** START **
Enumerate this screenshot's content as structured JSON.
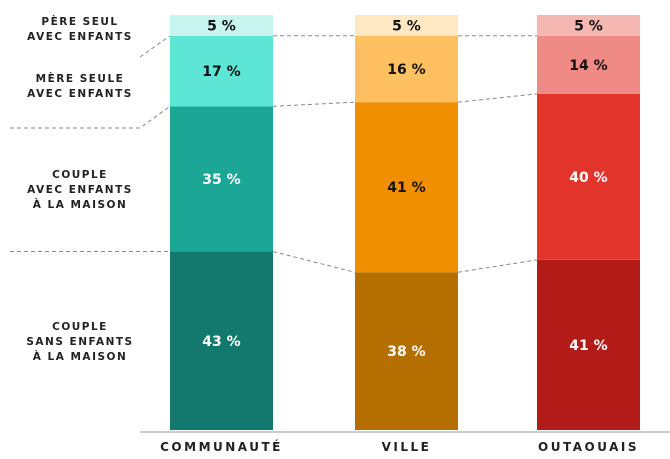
{
  "chart_data": {
    "type": "stacked-bar",
    "categories": [
      "COMMUNAUTÉ",
      "VILLE",
      "OUTAOUAIS"
    ],
    "series": [
      {
        "name": "COUPLE\nSANS ENFANTS\nÀ LA MAISON",
        "colors": [
          "#13786e",
          "#b56f00",
          "#b31b18"
        ],
        "values": [
          43,
          38,
          41
        ],
        "value_labels": [
          "43 %",
          "38 %",
          "41 %"
        ]
      },
      {
        "name": "COUPLE\nAVEC ENFANTS\nÀ LA MAISON",
        "colors": [
          "#1ba696",
          "#f09000",
          "#e3342c"
        ],
        "values": [
          35,
          41,
          40
        ],
        "value_labels": [
          "35 %",
          "41 %",
          "40 %"
        ]
      },
      {
        "name": "MÈRE SEULE\nAVEC ENFANTS",
        "colors": [
          "#5de6d6",
          "#ffc061",
          "#f08a84"
        ],
        "values": [
          17,
          16,
          14
        ],
        "value_labels": [
          "17 %",
          "16 %",
          "14 %"
        ]
      },
      {
        "name": "PÈRE SEUL\nAVEC ENFANTS",
        "colors": [
          "#c8f5ef",
          "#ffe8c2",
          "#f5b7b2"
        ],
        "values": [
          5,
          5,
          5
        ],
        "value_labels": [
          "5 %",
          "5 %",
          "5 %"
        ]
      }
    ],
    "ylim": [
      0,
      100
    ]
  }
}
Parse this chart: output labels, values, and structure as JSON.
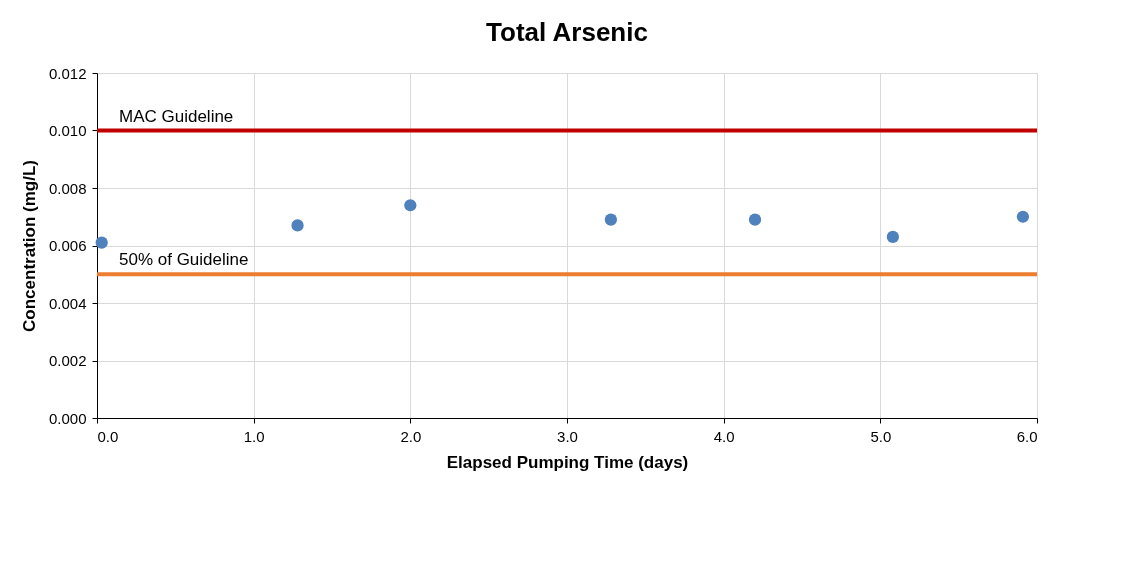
{
  "chart_data": {
    "type": "scatter",
    "title": "Total Arsenic",
    "xlabel": "Elapsed Pumping Time (days)",
    "ylabel": "Concentration (mg/L)",
    "x": [
      0.03,
      1.28,
      2.0,
      3.28,
      4.2,
      5.08,
      5.91
    ],
    "series": [
      {
        "color": "#4f81bd",
        "values": [
          0.0061,
          0.0067,
          0.0074,
          0.0069,
          0.0069,
          0.0063,
          0.007
        ]
      }
    ],
    "xlim": [
      0,
      6
    ],
    "ylim": [
      0,
      0.012
    ],
    "xticks": [
      {
        "value": 0,
        "label": "0.0"
      },
      {
        "value": 1,
        "label": "1.0"
      },
      {
        "value": 2,
        "label": "2.0"
      },
      {
        "value": 3,
        "label": "3.0"
      },
      {
        "value": 4,
        "label": "4.0"
      },
      {
        "value": 5,
        "label": "5.0"
      },
      {
        "value": 6,
        "label": "6.0"
      }
    ],
    "yticks": [
      {
        "value": 0,
        "label": "0.000"
      },
      {
        "value": 0.002,
        "label": "0.002"
      },
      {
        "value": 0.004,
        "label": "0.004"
      },
      {
        "value": 0.006,
        "label": "0.006"
      },
      {
        "value": 0.008,
        "label": "0.008"
      },
      {
        "value": 0.01,
        "label": "0.010"
      },
      {
        "value": 0.012,
        "label": "0.012"
      }
    ],
    "ref_lines": [
      {
        "axis": "y",
        "value": 0.01,
        "label": "MAC Guideline",
        "color": "#c00000"
      },
      {
        "axis": "y",
        "value": 0.005,
        "label": "50% of Guideline",
        "color": "#ed7d31"
      }
    ],
    "grid": true,
    "marker": "circle"
  }
}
** END **
Every record above should be written out again exactly; the pictures stay out of the copy.

Enumerate this screenshot's content as structured JSON.
{
  "chart_data": {
    "type": "stacked-bar",
    "categories": [
      "COMMUNAUTÉ",
      "VILLE",
      "OUTAOUAIS"
    ],
    "series": [
      {
        "name": "COUPLE\nSANS ENFANTS\nÀ LA MAISON",
        "colors": [
          "#13786e",
          "#b56f00",
          "#b31b18"
        ],
        "values": [
          43,
          38,
          41
        ],
        "value_labels": [
          "43 %",
          "38 %",
          "41 %"
        ]
      },
      {
        "name": "COUPLE\nAVEC ENFANTS\nÀ LA MAISON",
        "colors": [
          "#1ba696",
          "#f09000",
          "#e3342c"
        ],
        "values": [
          35,
          41,
          40
        ],
        "value_labels": [
          "35 %",
          "41 %",
          "40 %"
        ]
      },
      {
        "name": "MÈRE SEULE\nAVEC ENFANTS",
        "colors": [
          "#5de6d6",
          "#ffc061",
          "#f08a84"
        ],
        "values": [
          17,
          16,
          14
        ],
        "value_labels": [
          "17 %",
          "16 %",
          "14 %"
        ]
      },
      {
        "name": "PÈRE SEUL\nAVEC ENFANTS",
        "colors": [
          "#c8f5ef",
          "#ffe8c2",
          "#f5b7b2"
        ],
        "values": [
          5,
          5,
          5
        ],
        "value_labels": [
          "5 %",
          "5 %",
          "5 %"
        ]
      }
    ],
    "ylim": [
      0,
      100
    ]
  }
}
Parse this chart: output labels, values, and structure as JSON.
{
  "chart_data": {
    "type": "scatter",
    "title": "Total Arsenic",
    "xlabel": "Elapsed Pumping Time (days)",
    "ylabel": "Concentration (mg/L)",
    "x": [
      0.03,
      1.28,
      2.0,
      3.28,
      4.2,
      5.08,
      5.91
    ],
    "series": [
      {
        "color": "#4f81bd",
        "values": [
          0.0061,
          0.0067,
          0.0074,
          0.0069,
          0.0069,
          0.0063,
          0.007
        ]
      }
    ],
    "xlim": [
      0,
      6
    ],
    "ylim": [
      0,
      0.012
    ],
    "xticks": [
      {
        "value": 0,
        "label": "0.0"
      },
      {
        "value": 1,
        "label": "1.0"
      },
      {
        "value": 2,
        "label": "2.0"
      },
      {
        "value": 3,
        "label": "3.0"
      },
      {
        "value": 4,
        "label": "4.0"
      },
      {
        "value": 5,
        "label": "5.0"
      },
      {
        "value": 6,
        "label": "6.0"
      }
    ],
    "yticks": [
      {
        "value": 0,
        "label": "0.000"
      },
      {
        "value": 0.002,
        "label": "0.002"
      },
      {
        "value": 0.004,
        "label": "0.004"
      },
      {
        "value": 0.006,
        "label": "0.006"
      },
      {
        "value": 0.008,
        "label": "0.008"
      },
      {
        "value": 0.01,
        "label": "0.010"
      },
      {
        "value": 0.012,
        "label": "0.012"
      }
    ],
    "ref_lines": [
      {
        "axis": "y",
        "value": 0.01,
        "label": "MAC Guideline",
        "color": "#c00000"
      },
      {
        "axis": "y",
        "value": 0.005,
        "label": "50% of Guideline",
        "color": "#ed7d31"
      }
    ],
    "grid": true,
    "marker": "circle"
  }
}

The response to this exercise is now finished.